§ Problem requirements
Determine which lines contain the word "chat", then copy those lines.

§ Supplied data

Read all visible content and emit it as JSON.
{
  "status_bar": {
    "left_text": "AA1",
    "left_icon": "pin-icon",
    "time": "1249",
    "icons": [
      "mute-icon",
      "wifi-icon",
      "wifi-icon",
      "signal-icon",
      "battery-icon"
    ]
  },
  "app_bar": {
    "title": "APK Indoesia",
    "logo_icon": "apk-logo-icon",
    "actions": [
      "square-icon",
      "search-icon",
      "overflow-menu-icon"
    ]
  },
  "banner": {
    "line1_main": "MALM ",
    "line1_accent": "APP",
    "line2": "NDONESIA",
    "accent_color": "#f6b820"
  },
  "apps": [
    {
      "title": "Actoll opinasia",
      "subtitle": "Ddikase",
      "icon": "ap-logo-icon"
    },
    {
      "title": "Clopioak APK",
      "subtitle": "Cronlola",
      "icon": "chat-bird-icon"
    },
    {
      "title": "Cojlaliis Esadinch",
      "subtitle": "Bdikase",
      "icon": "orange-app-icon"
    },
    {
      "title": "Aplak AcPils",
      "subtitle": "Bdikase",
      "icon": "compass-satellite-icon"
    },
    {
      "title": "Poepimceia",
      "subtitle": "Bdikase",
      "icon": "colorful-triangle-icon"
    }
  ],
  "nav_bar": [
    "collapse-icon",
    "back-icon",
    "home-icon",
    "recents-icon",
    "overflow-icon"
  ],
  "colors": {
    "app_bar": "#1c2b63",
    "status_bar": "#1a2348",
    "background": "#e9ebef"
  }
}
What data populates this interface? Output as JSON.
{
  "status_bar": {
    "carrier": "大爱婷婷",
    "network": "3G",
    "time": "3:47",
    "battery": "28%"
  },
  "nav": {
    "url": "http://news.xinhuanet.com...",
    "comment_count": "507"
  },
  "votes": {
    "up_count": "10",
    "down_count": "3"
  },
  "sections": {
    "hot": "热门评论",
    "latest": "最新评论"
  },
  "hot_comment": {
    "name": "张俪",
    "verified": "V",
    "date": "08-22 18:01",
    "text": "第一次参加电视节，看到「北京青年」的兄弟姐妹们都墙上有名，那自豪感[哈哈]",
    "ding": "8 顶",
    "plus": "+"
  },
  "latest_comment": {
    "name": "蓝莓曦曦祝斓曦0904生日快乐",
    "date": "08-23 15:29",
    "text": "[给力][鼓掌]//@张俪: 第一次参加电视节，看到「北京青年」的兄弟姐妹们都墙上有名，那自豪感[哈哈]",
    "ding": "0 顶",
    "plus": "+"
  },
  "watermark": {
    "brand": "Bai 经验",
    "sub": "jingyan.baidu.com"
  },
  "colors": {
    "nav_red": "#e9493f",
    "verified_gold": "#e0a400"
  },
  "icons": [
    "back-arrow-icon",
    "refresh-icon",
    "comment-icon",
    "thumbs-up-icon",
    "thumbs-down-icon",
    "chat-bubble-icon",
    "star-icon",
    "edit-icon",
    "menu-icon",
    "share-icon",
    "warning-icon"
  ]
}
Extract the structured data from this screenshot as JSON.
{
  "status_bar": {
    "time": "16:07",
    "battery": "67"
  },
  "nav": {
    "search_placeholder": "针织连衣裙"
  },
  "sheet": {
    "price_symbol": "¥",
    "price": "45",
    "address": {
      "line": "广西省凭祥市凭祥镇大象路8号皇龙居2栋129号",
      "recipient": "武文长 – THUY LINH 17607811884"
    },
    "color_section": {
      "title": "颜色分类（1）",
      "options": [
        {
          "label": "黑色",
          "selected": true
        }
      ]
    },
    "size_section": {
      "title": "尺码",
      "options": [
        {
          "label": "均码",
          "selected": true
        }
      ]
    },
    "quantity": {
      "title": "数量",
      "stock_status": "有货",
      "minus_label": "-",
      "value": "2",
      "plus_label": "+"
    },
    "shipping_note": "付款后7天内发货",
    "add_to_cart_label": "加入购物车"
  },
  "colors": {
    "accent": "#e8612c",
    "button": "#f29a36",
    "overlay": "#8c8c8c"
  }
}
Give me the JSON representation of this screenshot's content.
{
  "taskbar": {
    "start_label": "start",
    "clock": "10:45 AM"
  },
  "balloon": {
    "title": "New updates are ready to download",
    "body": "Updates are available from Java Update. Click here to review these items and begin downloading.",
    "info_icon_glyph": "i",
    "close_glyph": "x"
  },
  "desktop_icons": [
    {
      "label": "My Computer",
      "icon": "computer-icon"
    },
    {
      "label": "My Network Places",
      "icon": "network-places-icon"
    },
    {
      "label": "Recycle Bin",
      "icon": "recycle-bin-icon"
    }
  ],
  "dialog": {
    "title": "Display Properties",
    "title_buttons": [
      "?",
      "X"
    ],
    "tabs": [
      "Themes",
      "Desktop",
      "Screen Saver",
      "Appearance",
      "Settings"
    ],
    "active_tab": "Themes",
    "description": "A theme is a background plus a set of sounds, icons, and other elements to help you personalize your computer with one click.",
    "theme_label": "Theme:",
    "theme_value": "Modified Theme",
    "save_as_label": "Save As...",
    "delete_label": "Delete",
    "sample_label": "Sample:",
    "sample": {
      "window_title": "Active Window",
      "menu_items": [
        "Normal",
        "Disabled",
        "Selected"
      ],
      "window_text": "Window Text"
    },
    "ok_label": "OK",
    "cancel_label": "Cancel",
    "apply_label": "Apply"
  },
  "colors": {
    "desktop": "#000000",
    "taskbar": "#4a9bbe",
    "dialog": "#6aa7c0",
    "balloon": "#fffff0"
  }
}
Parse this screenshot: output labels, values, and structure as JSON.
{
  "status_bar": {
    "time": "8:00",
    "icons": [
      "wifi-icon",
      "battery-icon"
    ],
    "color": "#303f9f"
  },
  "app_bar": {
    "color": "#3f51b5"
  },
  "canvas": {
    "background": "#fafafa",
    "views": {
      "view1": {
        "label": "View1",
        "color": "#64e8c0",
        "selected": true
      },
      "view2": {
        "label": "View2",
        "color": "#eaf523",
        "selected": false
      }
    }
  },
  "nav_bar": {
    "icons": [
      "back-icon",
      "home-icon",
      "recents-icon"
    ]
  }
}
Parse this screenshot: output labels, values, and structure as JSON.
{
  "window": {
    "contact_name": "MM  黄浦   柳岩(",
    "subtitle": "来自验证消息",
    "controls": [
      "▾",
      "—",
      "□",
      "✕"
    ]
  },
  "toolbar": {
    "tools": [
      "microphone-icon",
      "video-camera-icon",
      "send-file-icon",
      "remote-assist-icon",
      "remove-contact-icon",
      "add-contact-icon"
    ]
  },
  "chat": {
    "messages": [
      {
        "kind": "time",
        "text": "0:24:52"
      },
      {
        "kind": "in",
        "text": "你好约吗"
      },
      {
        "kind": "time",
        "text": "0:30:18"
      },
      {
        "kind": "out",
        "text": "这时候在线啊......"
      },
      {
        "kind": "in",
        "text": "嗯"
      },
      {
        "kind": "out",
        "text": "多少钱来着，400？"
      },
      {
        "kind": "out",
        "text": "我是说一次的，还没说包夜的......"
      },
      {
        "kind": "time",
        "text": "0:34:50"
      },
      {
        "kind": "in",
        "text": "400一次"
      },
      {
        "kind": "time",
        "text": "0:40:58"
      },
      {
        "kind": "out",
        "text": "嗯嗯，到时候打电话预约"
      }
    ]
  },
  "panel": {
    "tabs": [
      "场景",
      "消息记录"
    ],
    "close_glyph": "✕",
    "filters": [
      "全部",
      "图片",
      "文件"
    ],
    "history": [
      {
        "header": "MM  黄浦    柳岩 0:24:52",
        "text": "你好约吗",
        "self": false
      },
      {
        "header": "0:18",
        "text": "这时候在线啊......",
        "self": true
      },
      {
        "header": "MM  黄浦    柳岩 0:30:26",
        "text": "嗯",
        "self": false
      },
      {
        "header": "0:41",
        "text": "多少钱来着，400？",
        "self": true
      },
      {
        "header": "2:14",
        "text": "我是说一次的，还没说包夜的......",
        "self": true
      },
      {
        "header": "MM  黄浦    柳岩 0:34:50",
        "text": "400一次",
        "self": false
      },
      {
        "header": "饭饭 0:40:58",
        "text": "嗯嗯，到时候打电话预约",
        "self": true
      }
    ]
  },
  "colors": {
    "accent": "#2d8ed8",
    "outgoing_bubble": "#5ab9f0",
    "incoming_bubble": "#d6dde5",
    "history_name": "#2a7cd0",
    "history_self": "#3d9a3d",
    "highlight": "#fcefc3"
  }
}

§ Finished answer
      "icon": "chat-bird-icon"
    "chat-bubble-icon",
  "chat": {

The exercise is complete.